課題一覧>
• a. 読解文の「二代目タマとともに琵琶湖畔で」から「はどこにもいないに違いない。」まで（「はどこにもいないに違いない。」も含む）を、「境界線」を「境目」に置き換えて書き出してください。
• b. 読解文によると、デリダの論考では、古代ギリシアにおける「治療薬/毒薬」の間の境界線はどのような色彩を持つと指摘されていますか。

読解文>
______

白鑞金’s 湖庵 アルコール・薬物依存/慢性うつ病

二代目タマとともに琵琶湖畔で暮らす。 アルコール・薬物依存症者。慢性うつ病者。日記・コラム。

自由律俳句──二〇一七年二月二十五日(2)

2017年02月25日 | 日記・エッセイ・コラム

アルコールとフィッツジェラルド。センチメンタルな読解は何も生まない。比較的若年層にとって、このことは大変重要な意義を持ってくるに違いない。アルコールや薬物と、脳内分泌物質の化学合成並びにその効果。デリダによるプラトン読解における「治療薬/毒薬」について。デリダの論考では、古代ギリシアにおける「治療薬/毒薬」の間の境界線は極めて濃い政治的=イデオロギー的な色彩を持つと指摘されている。カフカに言わせればこの境界線は「移動する」と言うだろうし、ドゥルーズ&ガタリなら境界線の消滅とは言わず、境界線はその都度その都度で「可動的」だと述べるに違いない。実を言うと医学的な臨床現場においても「治療薬/毒薬」の間の境界線などほとんど何も解明されてなどいないに等しい。第一、作用の変化が余りにも多彩過ぎる。無数に等しい。しかし無数に等しいということは究極の多様性を現わしている。要するに一般的に遍在することと同じである。究極の多様性は逆に一般的なもの、例えば「空気」など、と同一であるということだ。「多頭は無頭である」。だから、とりわけアルコールから薬物への需要の移動、また同時にアルコールと薬物の需要の混交、さらにはアルコール/薬物から切り離された場所に行けば当然のように遥かに高く要求されてくる新しい薬物への欲望。分泌される無数の脳内分泌物質の諸作用について、関心を持たない化学者はどこにもいないに違いない。

______

提供データ>
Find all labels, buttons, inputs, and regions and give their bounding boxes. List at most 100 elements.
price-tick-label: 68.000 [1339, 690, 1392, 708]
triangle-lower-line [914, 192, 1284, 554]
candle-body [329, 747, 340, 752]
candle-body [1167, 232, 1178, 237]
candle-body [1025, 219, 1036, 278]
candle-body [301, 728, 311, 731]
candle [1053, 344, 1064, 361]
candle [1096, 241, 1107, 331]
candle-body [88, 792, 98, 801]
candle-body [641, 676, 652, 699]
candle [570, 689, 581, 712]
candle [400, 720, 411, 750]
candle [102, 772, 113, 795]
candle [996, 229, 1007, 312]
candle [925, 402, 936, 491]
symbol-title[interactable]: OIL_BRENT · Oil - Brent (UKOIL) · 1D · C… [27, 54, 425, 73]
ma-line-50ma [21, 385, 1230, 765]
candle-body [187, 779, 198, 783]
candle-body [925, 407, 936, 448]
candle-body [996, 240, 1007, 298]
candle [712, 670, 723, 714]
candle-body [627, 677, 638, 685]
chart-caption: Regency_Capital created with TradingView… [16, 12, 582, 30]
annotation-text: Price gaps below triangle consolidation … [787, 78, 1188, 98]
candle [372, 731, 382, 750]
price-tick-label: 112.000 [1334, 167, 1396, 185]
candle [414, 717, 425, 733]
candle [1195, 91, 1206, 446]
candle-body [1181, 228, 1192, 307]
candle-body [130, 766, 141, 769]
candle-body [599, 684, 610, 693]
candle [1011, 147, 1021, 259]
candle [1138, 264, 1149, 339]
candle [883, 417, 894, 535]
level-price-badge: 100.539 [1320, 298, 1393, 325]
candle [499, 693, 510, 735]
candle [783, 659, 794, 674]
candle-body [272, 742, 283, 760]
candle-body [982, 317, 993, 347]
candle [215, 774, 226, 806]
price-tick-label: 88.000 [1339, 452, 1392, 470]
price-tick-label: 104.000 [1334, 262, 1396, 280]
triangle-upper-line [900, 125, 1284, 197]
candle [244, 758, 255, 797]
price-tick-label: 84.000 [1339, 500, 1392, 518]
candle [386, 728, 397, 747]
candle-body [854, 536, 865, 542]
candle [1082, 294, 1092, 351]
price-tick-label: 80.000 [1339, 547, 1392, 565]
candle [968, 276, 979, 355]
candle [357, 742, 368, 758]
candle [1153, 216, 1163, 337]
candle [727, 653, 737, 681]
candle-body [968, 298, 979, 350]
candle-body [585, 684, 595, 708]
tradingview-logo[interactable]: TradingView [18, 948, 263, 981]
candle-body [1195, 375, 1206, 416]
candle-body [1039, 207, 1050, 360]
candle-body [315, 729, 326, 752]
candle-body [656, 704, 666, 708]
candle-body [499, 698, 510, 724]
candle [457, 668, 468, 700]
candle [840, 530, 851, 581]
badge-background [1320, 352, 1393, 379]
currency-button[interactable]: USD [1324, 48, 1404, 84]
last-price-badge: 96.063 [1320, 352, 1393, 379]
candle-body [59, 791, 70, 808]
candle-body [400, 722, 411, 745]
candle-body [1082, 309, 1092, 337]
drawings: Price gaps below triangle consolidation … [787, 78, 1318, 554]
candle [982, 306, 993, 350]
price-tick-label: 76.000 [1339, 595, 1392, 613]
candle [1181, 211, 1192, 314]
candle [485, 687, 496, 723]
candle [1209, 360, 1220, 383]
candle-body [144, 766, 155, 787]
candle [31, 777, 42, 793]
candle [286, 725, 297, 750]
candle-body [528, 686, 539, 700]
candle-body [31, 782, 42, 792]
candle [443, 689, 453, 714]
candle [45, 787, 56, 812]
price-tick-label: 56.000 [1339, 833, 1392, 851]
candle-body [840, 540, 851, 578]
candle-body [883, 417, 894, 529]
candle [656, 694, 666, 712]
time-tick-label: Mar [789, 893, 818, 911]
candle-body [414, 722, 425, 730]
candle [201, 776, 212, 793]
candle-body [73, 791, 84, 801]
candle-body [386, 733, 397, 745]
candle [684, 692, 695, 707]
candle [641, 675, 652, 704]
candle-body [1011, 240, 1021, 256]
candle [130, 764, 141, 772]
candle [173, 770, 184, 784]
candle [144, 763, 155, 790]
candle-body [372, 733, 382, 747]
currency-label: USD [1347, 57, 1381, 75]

______

課題の解答>
• a.
二代目タマとともに琵琶湖畔で暮らす。 アルコール・薬物依存症者。慢性うつ病者。日記・コラム。

自由律俳句──二〇一七年二月二十五日(2)

2017年02月25日 | 日記・エッセイ・コラム

アルコールとフィッツジェラルド。センチメンタルな読解は何も生まない。比較的若年層にとって、このことは大変重要な意義を持ってくるに違いない。アルコールや薬物と、脳内分泌物質の化学合成並びにその効果。デリダによるプラトン読解における「治療薬/毒薬」について。デリダの論考では、古代ギリシアにおける「治療薬/毒薬」の間の境目は極めて濃い政治的=イデオロギー的な色彩を持つと指摘されている。カフカに言わせればこの境目は「移動する」と言うだろうし、ドゥルーズ&ガタリなら境目の消滅とは言わず、境目はその都度その都度で「可動的」だと述べるに違いない。実を言うと医学的な臨床現場においても「治療薬/毒薬」の間の境目などほとんど何も解明されてなどいないに等しい。第一、作用の変化が余りにも多彩過ぎる。無数に等しい。しかし無数に等しいということは究極の多様性を現わしている。要するに一般的に遍在することと同じである。究極の多様性は逆に一般的なもの、例えば「空気」など、と同一であるということだ。「多頭は無頭である」。だから、とりわけアルコールから薬物への需要の移動、また同時にアルコールと薬物の需要の混交、さらにはアルコール/薬物から切り離された場所に行けば当然のように遥かに高く要求されてくる新しい薬物への欲望。分泌される無数の脳内分泌物質の諸作用について、関心を持たない化学者はどこにもいないに違いない。

• b. 極めて濃い政治的=イデオロギー的な色彩を持つと指摘されています。